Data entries
((

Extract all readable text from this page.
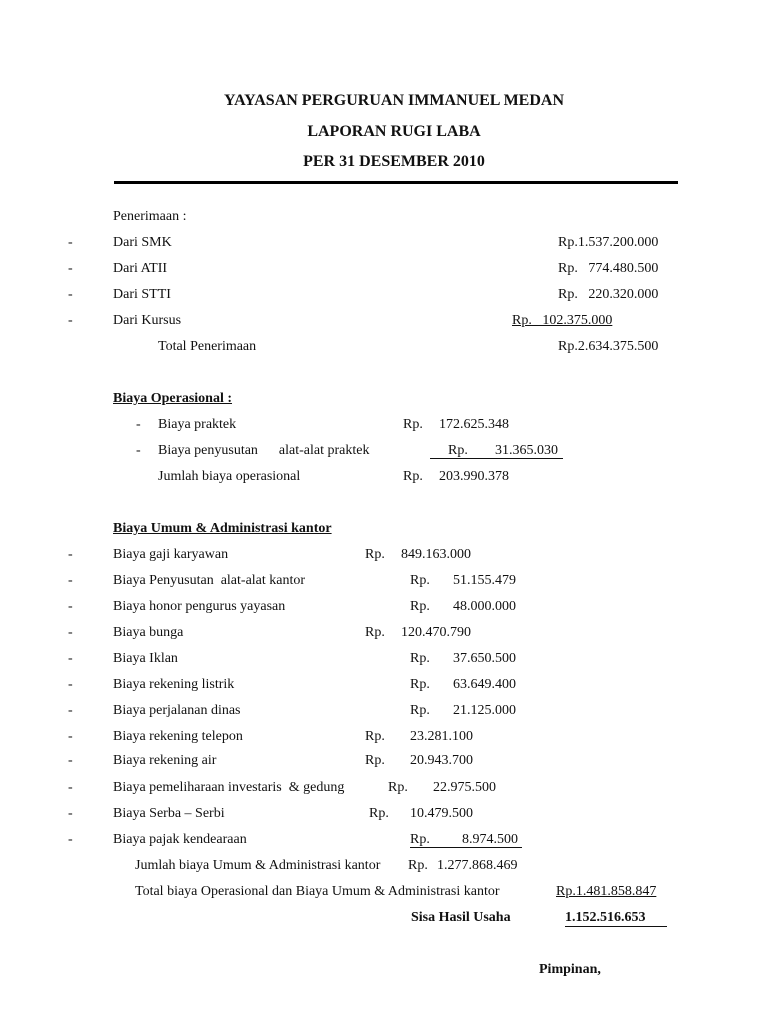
YAYASAN PERGURUAN IMMANUEL MEDAN
LAPORAN RUGI LABA
PER 31 DESEMBER 2010
Penerimaan :
-	Dari SMK	Rp.1.537.200.000
-	Dari ATII	Rp.   774.480.500
-	Dari STTI	Rp.   220.320.000
-	Dari Kursus	Rp.   102.375.000
Total Penerimaan	Rp.2.634.375.500
Biaya Operasional :
- Biaya praktek	Rp. 172.625.348
- Biaya penyusutan      alat-alat praktek	Rp. 31.365.030
Jumlah biaya operasional	Rp. 203.990.378
Biaya Umum & Administrasi kantor
-	Biaya gaji karyawan	Rp. 849.163.000
-	Biaya Penyusutan  alat-alat kantor	Rp. 51.155.479
-	Biaya honor pengurus yayasan	Rp. 48.000.000
-	Biaya bunga	Rp. 120.470.790
-	Biaya Iklan	Rp. 37.650.500
-	Biaya rekening listrik	Rp. 63.649.400
-	Biaya perjalanan dinas	Rp. 21.125.000
-	Biaya rekening telepon	Rp. 23.281.100
-	Biaya rekening air	Rp. 20.943.700
-	Biaya pemeliharaan investaris  & gedung	Rp. 22.975.500
-	Biaya Serba – Serbi	Rp. 10.479.500
-	Biaya pajak kendearaan	Rp. 8.974.500
Jumlah biaya Umum & Administrasi kantor Rp. 1.277.868.469
Total biaya Operasional dan Biaya Umum & Administrasi kantor	Rp.1.481.858.847
Sisa Hasil Usaha	1.152.516.653
Pimpinan,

))

▶ [Stated goal]: Print out the lines exactly, skipping any picture.

▶ [Answer to the task]:
Extract all readable text from this page.
YAYASAN PERGURUAN IMMANUEL MEDAN
LAPORAN RUGI LABA
PER 31 DESEMBER 2010
Penerimaan :
-	Dari SMK	Rp.1.537.200.000
-	Dari ATII	Rp.   774.480.500
-	Dari STTI	Rp.   220.320.000
-	Dari Kursus	Rp.   102.375.000
Total Penerimaan	Rp.2.634.375.500
Biaya Operasional :
- Biaya praktek	Rp. 172.625.348
- Biaya penyusutan      alat-alat praktek	Rp. 31.365.030
Jumlah biaya operasional	Rp. 203.990.378
Biaya Umum & Administrasi kantor
-	Biaya gaji karyawan	Rp. 849.163.000
-	Biaya Penyusutan  alat-alat kantor	Rp. 51.155.479
-	Biaya honor pengurus yayasan	Rp. 48.000.000
-	Biaya bunga	Rp. 120.470.790
-	Biaya Iklan	Rp. 37.650.500
-	Biaya rekening listrik	Rp. 63.649.400
-	Biaya perjalanan dinas	Rp. 21.125.000
-	Biaya rekening telepon	Rp. 23.281.100
-	Biaya rekening air	Rp. 20.943.700
-	Biaya pemeliharaan investaris  & gedung	Rp. 22.975.500
-	Biaya Serba – Serbi	Rp. 10.479.500
-	Biaya pajak kendearaan	Rp. 8.974.500
Jumlah biaya Umum & Administrasi kantor Rp. 1.277.868.469
Total biaya Operasional dan Biaya Umum & Administrasi kantor	Rp.1.481.858.847
Sisa Hasil Usaha	1.152.516.653
Pimpinan,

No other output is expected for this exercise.